___ Texto para analizar ___
Matías Almeyda compareció en la rueda de prensa previa al duelo entre el Sevilla FC y el Deportivo Alavés con un mensaje reiterado de unión, compromiso y confianza. El técnico argentino habló de preparación, autocrítica y responsabilidad colectiva en un momento donde cada partido se vive como una final.
Sobre la preparación del encuentro, Almeyda explicó que el trabajo ha seguido la línea habitual, aunque con especial atención al rival. «La preparación es como siempre, con muchas expectativas, con ganas, con correcciones, estudiando al rival y deseando darnos una alegría», señaló. El entrenador recalcó que el equipo ha trabajado con compromiso durante la semana, afinando detalles y buscando que el plan trazado se refleje en el campo. «Deseando que salga como lo planificamos», añadió.
La unión volvió a ser una palabra central en su discurso. «Siempre hablo de unión», recordó, valorando que hayan sido los propios jugadores quienes tomaran la iniciativa en ese sentido. Para Almeyda, la unión genera energía y confianza, pero debe traducirse en hechos. «Esto da fuerza, da energía, confianza, pero hay que llevarlo después con hechos reales», explicó. Destacó el compromiso del grupo incluso en un contexto de negatividad, subrayando que ve «un equipo comprometido y en tiempo y forma».
___ Datos listados ___
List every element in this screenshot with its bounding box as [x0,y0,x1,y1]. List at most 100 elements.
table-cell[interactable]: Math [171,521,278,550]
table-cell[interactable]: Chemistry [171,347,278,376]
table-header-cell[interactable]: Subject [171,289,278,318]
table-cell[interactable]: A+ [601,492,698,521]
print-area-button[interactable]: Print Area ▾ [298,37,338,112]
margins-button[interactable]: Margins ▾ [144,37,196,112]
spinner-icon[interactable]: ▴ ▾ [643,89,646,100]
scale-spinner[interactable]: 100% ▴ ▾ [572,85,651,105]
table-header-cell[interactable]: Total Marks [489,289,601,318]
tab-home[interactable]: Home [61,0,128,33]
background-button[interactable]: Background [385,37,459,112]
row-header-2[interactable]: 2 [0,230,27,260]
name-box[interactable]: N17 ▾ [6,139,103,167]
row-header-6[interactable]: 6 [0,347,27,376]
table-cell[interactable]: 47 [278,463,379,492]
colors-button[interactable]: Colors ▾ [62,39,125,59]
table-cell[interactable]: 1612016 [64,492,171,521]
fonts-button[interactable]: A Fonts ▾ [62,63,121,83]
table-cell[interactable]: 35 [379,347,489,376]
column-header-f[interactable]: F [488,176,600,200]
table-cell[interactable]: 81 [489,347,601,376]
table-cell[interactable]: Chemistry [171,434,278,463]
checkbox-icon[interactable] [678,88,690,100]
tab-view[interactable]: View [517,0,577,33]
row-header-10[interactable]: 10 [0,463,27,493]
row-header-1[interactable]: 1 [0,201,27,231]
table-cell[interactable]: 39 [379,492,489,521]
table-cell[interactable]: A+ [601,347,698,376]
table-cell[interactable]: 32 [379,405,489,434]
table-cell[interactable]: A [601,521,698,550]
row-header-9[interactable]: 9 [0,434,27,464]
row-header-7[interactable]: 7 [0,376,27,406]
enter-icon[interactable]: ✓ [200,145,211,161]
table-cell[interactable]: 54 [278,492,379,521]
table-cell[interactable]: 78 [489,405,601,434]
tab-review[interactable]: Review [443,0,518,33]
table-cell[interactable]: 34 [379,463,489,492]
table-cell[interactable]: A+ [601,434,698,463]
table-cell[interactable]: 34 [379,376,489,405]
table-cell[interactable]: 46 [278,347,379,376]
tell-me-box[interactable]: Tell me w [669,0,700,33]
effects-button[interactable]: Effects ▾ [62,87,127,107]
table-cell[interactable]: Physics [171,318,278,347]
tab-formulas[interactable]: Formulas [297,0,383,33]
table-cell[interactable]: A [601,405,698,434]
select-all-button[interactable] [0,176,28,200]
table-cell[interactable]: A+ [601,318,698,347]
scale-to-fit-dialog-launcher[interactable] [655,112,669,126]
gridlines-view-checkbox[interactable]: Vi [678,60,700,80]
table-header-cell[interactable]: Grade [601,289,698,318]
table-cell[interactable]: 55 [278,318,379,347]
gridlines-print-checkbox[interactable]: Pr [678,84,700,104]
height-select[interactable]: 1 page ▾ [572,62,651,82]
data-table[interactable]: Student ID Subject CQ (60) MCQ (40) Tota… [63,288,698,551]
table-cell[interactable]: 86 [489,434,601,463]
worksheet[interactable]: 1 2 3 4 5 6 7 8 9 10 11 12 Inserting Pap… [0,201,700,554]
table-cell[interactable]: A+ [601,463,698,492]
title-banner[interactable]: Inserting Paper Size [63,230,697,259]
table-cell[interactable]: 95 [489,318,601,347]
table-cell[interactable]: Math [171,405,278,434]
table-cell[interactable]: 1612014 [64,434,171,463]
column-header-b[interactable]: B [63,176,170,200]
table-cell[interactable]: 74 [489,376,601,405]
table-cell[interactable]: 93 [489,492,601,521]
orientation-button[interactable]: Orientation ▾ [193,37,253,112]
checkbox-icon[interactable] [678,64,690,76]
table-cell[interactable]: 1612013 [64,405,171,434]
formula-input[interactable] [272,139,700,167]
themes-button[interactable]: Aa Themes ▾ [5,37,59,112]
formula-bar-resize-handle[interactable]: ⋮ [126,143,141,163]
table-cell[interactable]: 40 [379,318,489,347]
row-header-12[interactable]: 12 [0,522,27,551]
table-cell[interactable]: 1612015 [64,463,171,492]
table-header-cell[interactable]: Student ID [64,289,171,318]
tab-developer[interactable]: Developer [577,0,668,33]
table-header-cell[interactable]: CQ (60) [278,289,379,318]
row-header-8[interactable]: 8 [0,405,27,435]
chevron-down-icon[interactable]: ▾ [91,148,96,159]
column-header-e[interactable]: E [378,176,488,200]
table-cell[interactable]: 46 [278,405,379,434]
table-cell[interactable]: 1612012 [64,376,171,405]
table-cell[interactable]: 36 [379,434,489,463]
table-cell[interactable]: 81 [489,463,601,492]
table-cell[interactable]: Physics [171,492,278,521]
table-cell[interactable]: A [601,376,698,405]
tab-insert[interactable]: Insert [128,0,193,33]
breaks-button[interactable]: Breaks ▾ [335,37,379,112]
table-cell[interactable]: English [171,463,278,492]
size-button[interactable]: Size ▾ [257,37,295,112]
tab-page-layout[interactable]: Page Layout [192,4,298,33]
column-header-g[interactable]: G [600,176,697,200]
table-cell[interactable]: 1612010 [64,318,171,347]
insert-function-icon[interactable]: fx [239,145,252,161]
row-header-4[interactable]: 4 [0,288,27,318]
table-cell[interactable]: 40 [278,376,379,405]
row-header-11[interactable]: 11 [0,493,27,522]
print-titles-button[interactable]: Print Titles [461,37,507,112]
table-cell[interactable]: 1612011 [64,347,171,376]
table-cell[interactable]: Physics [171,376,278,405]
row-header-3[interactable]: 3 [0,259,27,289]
___
▶ Actividad A
Copia el tramo del texto sobre Almeyda que va desde "Matías Almeyda compareció" hasta "como una final.", cambiando "Deportivo Alavés" por "Real Betis".
▶ Actividad B
Según el texto sobre Almeyda, ¿son ciertas estas frases? Responde sí o no a cada una y copia las palabras del texto que lo deciden. (i) Almeyda dice que esta semana la preparación fue distinta a la de siempre. (ii) La iniciativa de unirse salió de los propios jugadores. (iii) El entrenador es argentino.

▶ Respuesta A
Matías Almeyda compareció en la rueda de prensa previa al duelo entre el Sevilla FC y el Real Betis con un mensaje reiterado de unión, compromiso y confianza. El técnico argentino habló de preparación, autocrítica y responsabilidad colectiva en un momento donde cada partido se vive como una final.

▶ Respuesta B
(i) No: «La preparación es como siempre».
(ii) Sí: «hayan sido los propios jugadores quienes tomaran la iniciativa en ese sentido».
(iii) Sí: «El técnico argentino».